> _Work to do_:
Pick out every line holding the string "должна" and copy it.

> _The input_:
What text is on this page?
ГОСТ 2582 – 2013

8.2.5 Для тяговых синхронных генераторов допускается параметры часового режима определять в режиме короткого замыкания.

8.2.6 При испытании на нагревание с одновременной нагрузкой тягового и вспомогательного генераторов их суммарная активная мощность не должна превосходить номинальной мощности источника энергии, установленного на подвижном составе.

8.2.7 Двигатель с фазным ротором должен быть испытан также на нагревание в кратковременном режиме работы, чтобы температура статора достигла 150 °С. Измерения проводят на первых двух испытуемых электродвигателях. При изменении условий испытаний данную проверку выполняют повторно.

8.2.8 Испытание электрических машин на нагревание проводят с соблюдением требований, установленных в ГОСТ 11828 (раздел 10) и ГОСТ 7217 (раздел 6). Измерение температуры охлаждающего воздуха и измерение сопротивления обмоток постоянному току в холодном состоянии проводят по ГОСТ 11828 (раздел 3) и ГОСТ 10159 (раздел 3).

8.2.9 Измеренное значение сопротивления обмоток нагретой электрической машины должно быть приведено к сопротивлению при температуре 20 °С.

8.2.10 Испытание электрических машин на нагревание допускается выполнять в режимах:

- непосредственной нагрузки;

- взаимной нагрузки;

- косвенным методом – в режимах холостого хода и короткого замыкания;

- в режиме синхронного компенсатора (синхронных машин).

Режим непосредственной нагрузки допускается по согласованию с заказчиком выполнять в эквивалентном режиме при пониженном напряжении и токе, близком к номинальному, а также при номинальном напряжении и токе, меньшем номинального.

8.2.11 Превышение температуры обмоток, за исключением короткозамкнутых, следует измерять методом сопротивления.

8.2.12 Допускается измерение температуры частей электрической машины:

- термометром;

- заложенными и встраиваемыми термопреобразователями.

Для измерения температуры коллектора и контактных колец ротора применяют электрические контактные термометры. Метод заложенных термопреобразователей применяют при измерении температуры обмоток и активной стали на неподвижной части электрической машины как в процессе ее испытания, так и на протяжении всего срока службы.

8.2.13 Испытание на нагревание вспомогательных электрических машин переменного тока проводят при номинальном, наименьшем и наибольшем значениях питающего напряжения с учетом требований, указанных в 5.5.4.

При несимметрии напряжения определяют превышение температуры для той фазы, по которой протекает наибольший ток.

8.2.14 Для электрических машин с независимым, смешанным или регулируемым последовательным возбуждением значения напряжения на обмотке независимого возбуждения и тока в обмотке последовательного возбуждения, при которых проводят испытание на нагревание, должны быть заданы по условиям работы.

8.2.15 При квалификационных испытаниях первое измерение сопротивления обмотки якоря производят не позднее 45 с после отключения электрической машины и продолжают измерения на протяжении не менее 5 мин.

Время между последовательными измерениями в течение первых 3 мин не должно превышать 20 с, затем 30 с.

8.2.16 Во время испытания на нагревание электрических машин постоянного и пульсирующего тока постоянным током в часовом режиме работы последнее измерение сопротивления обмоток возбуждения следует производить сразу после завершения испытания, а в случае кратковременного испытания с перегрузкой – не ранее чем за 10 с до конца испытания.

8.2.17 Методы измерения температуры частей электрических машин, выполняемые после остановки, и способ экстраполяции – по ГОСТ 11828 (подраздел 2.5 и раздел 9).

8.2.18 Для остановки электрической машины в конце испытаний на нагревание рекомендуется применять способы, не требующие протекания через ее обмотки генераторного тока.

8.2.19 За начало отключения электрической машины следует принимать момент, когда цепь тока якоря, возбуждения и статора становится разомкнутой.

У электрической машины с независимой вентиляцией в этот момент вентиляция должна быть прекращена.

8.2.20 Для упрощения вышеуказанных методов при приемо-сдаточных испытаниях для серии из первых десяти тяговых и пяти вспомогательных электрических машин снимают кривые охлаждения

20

> _Result of the exercise_:
8.2.6 При испытании на нагревание с одновременной нагрузкой тягового и вспомогательного генераторов их суммарная активная мощность не должна превосходить номинальной мощности источника энергии, установленного на подвижном составе.
У электрической машины с независимой вентиляцией в этот момент вентиляция должна быть прекращена.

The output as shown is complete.